## Stated exercise
In the data that follows, count every line holding the string "name" and give the count alone.

## Material for this exercise
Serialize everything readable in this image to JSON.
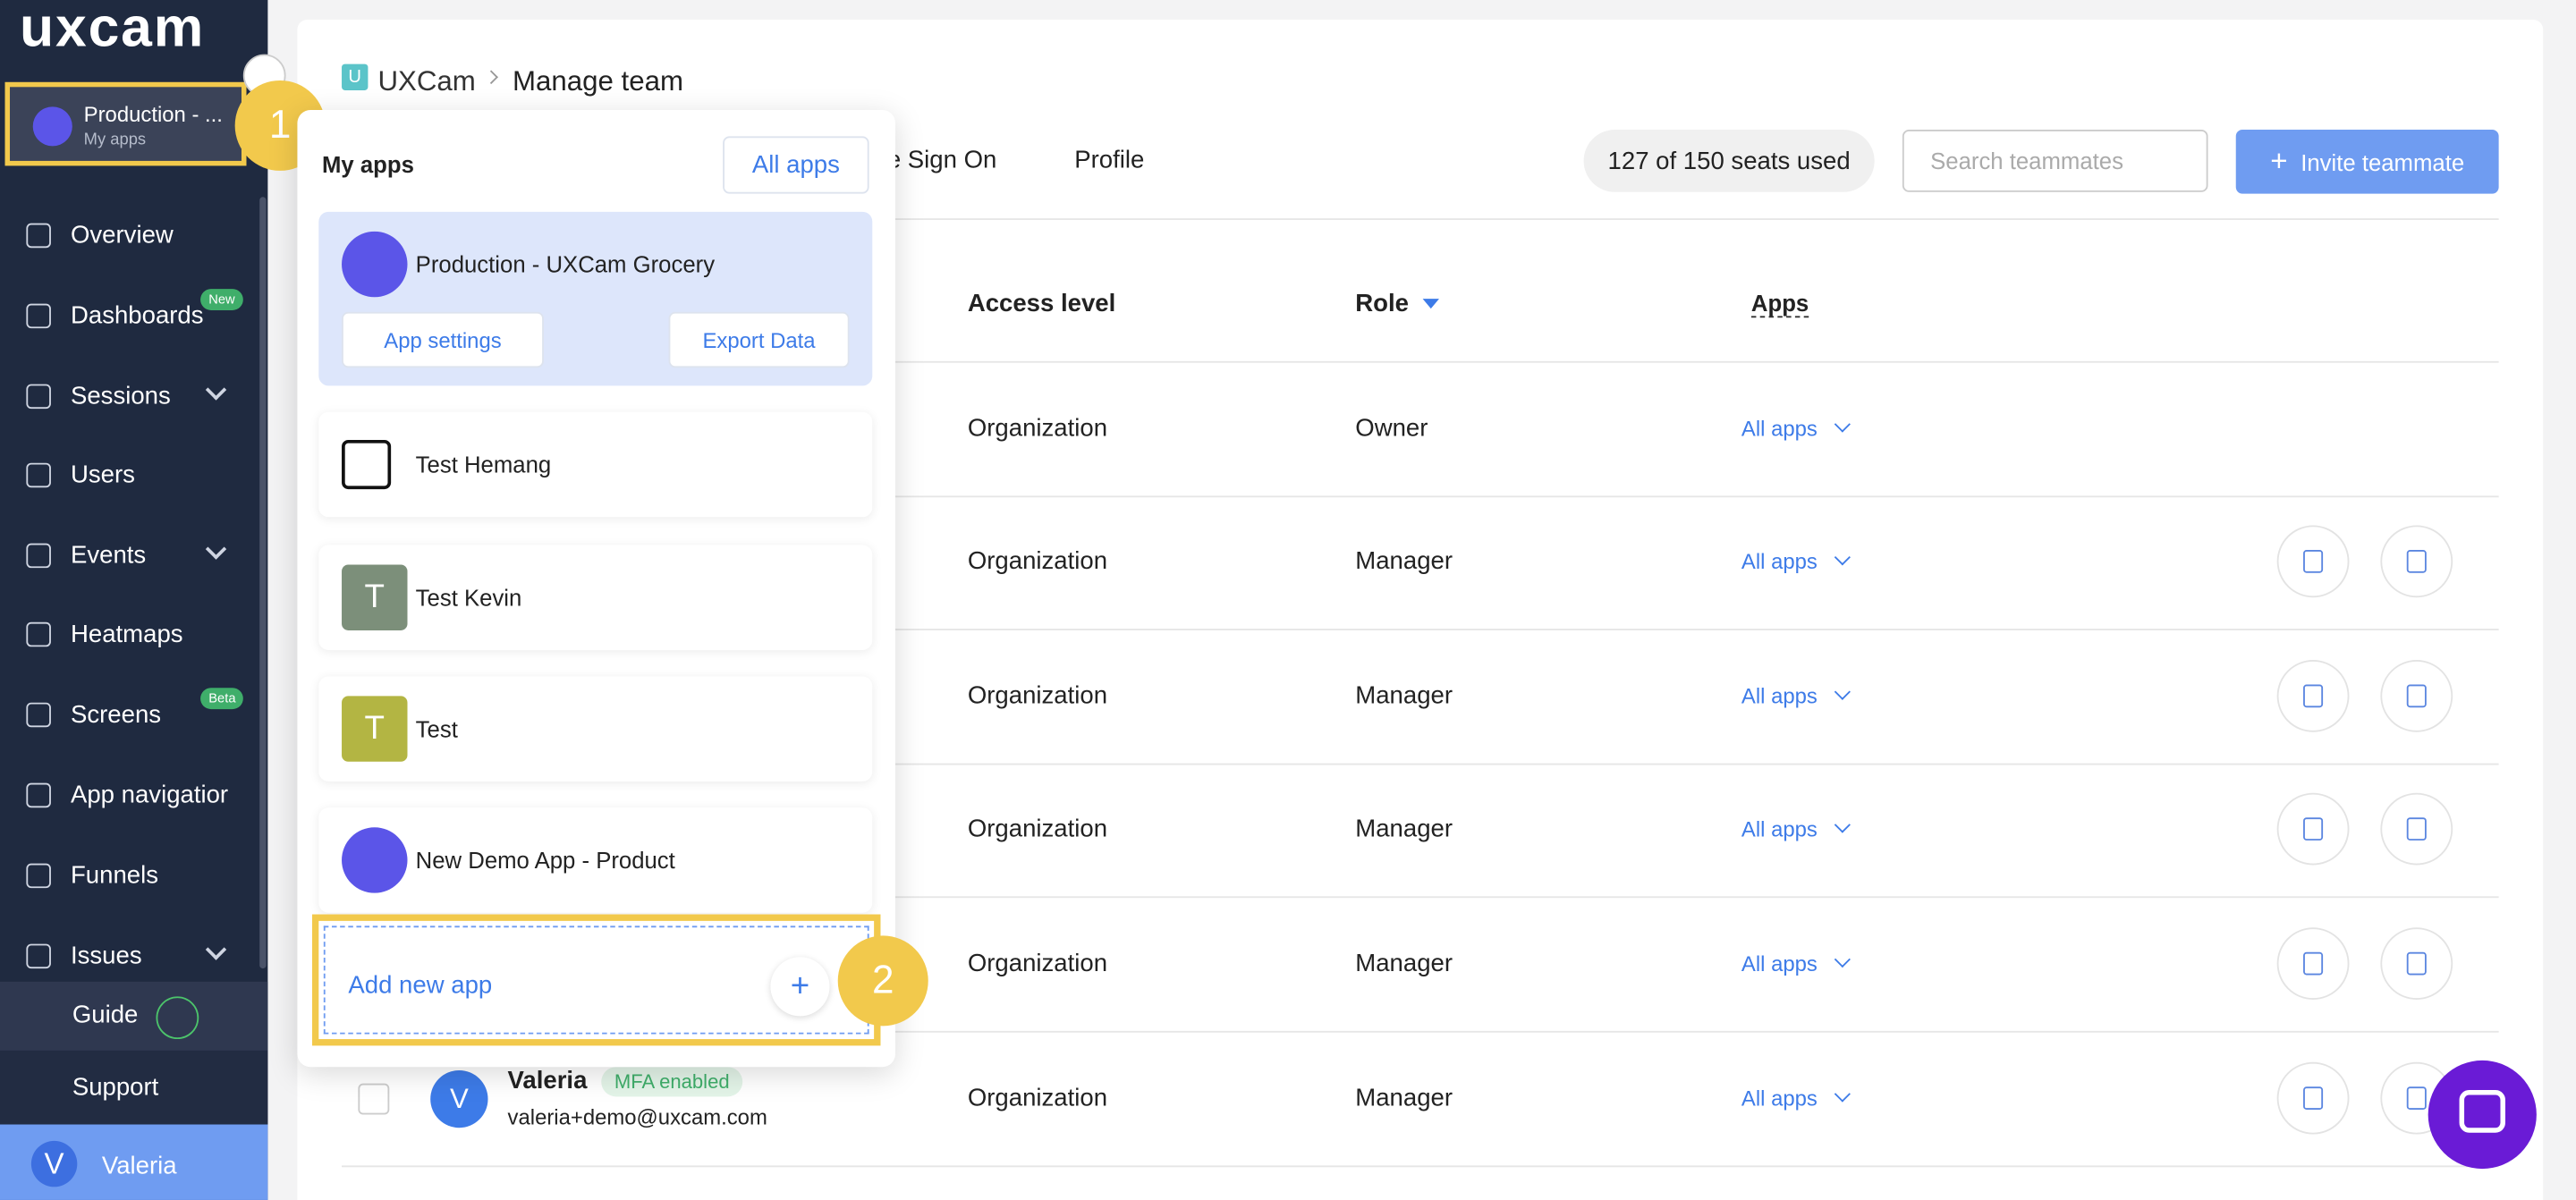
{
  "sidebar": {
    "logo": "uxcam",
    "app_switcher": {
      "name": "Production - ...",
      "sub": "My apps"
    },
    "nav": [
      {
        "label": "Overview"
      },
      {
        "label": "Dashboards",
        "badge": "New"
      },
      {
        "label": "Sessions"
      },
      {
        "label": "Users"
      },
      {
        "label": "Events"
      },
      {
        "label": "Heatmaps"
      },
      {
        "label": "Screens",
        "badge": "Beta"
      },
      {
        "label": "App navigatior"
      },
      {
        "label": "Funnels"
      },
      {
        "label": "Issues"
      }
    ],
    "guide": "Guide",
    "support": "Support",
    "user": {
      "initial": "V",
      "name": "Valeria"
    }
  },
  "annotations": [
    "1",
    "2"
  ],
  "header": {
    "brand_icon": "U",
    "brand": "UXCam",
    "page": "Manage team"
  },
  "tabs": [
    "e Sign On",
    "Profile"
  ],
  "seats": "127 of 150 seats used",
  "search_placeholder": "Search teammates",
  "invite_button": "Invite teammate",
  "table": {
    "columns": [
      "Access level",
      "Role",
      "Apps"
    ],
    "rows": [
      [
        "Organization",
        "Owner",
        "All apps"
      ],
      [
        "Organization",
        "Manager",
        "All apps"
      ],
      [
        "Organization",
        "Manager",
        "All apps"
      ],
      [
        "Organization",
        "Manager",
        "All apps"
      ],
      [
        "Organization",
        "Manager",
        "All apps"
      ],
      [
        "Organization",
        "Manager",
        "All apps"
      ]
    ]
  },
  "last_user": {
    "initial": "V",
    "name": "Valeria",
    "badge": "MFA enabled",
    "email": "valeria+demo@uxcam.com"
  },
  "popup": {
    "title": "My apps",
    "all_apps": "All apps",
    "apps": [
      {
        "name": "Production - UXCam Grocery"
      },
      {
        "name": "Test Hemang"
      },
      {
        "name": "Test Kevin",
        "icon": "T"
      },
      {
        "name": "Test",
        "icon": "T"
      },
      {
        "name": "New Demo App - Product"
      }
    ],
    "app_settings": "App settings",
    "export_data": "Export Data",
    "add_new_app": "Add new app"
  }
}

## Right answer
8